# Written task
Omit all pictures. Copy the rest of the material exactly.
:::::
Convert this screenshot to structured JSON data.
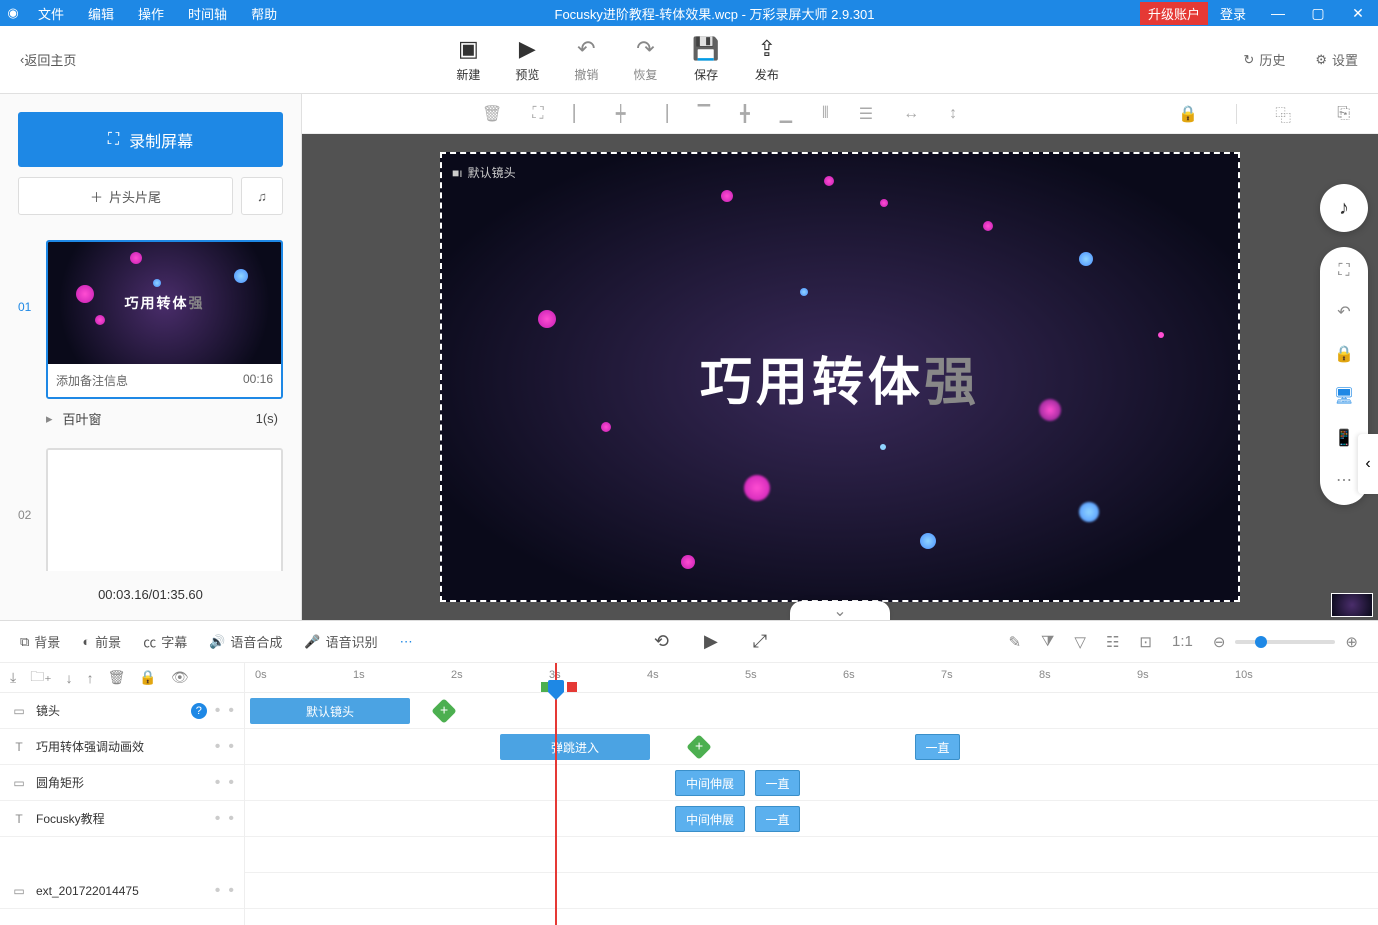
{
  "titlebar": {
    "menus": [
      "文件",
      "编辑",
      "操作",
      "时间轴",
      "帮助"
    ],
    "title": "Focusky进阶教程-转体效果.wcp - 万彩录屏大师 2.9.301",
    "upgrade": "升级账户",
    "login": "登录"
  },
  "toolbar": {
    "back": "返回主页",
    "buttons": [
      {
        "icon": "＋",
        "label": "新建"
      },
      {
        "icon": "▶",
        "label": "预览"
      },
      {
        "icon": "↶",
        "label": "撤销"
      },
      {
        "icon": "↷",
        "label": "恢复"
      },
      {
        "icon": "💾",
        "label": "保存"
      },
      {
        "icon": "⬆",
        "label": "发布"
      }
    ],
    "history": "历史",
    "settings": "设置"
  },
  "sidebar": {
    "record": "录制屏幕",
    "titles": "片头片尾",
    "slides": [
      {
        "num": "01",
        "text": "巧用转体",
        "dim": "强",
        "caption": "添加备注信息",
        "time": "00:16"
      },
      {
        "num": "02",
        "text": "",
        "dim": "",
        "caption": "",
        "time": ""
      }
    ],
    "effect": {
      "name": "百叶窗",
      "time": "1(s)"
    },
    "timecode": "00:03.16/01:35.60"
  },
  "canvas": {
    "frame_label": "默认镜头",
    "main_text": "巧用转体",
    "main_dim": "强"
  },
  "timeline": {
    "tabs": [
      "背景",
      "前景",
      "字幕",
      "语音合成",
      "语音识别"
    ],
    "ticks": [
      "0s",
      "1s",
      "2s",
      "3s",
      "4s",
      "5s",
      "6s",
      "7s",
      "8s",
      "9s",
      "10s"
    ],
    "tracks": [
      {
        "icon": "▭",
        "name": "镜头",
        "help": true
      },
      {
        "icon": "T",
        "name": "巧用转体强调动画效"
      },
      {
        "icon": "▭",
        "name": "圆角矩形"
      },
      {
        "icon": "T",
        "name": "Focusky教程"
      },
      {
        "icon": "▭",
        "name": "ext_201722014475"
      }
    ],
    "clips": {
      "default_camera": "默认镜头",
      "bounce_in": "弹跳进入",
      "always": "一直",
      "mid_expand": "中间伸展"
    }
  }
}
:::::
# Expected output
Convert this screenshot to structured JSON data.
{
  "titlebar": {
    "menus": [
      "文件",
      "编辑",
      "操作",
      "时间轴",
      "帮助"
    ],
    "title": "Focusky进阶教程-转体效果.wcp - 万彩录屏大师 2.9.301",
    "upgrade": "升级账户",
    "login": "登录"
  },
  "toolbar": {
    "back": "返回主页",
    "buttons": [
      {
        "icon": "＋",
        "label": "新建"
      },
      {
        "icon": "▶",
        "label": "预览"
      },
      {
        "icon": "↶",
        "label": "撤销"
      },
      {
        "icon": "↷",
        "label": "恢复"
      },
      {
        "icon": "💾",
        "label": "保存"
      },
      {
        "icon": "⬆",
        "label": "发布"
      }
    ],
    "history": "历史",
    "settings": "设置"
  },
  "sidebar": {
    "record": "录制屏幕",
    "titles": "片头片尾",
    "slides": [
      {
        "num": "01",
        "text": "巧用转体",
        "dim": "强",
        "caption": "添加备注信息",
        "time": "00:16"
      },
      {
        "num": "02",
        "text": "",
        "dim": "",
        "caption": "",
        "time": ""
      }
    ],
    "effect": {
      "name": "百叶窗",
      "time": "1(s)"
    },
    "timecode": "00:03.16/01:35.60"
  },
  "canvas": {
    "frame_label": "默认镜头",
    "main_text": "巧用转体",
    "main_dim": "强"
  },
  "timeline": {
    "tabs": [
      "背景",
      "前景",
      "字幕",
      "语音合成",
      "语音识别"
    ],
    "ticks": [
      "0s",
      "1s",
      "2s",
      "3s",
      "4s",
      "5s",
      "6s",
      "7s",
      "8s",
      "9s",
      "10s"
    ],
    "tracks": [
      {
        "icon": "▭",
        "name": "镜头",
        "help": true
      },
      {
        "icon": "T",
        "name": "巧用转体强调动画效"
      },
      {
        "icon": "▭",
        "name": "圆角矩形"
      },
      {
        "icon": "T",
        "name": "Focusky教程"
      },
      {
        "icon": "▭",
        "name": "ext_201722014475"
      }
    ],
    "clips": {
      "default_camera": "默认镜头",
      "bounce_in": "弹跳进入",
      "always": "一直",
      "mid_expand": "中间伸展"
    }
  }
}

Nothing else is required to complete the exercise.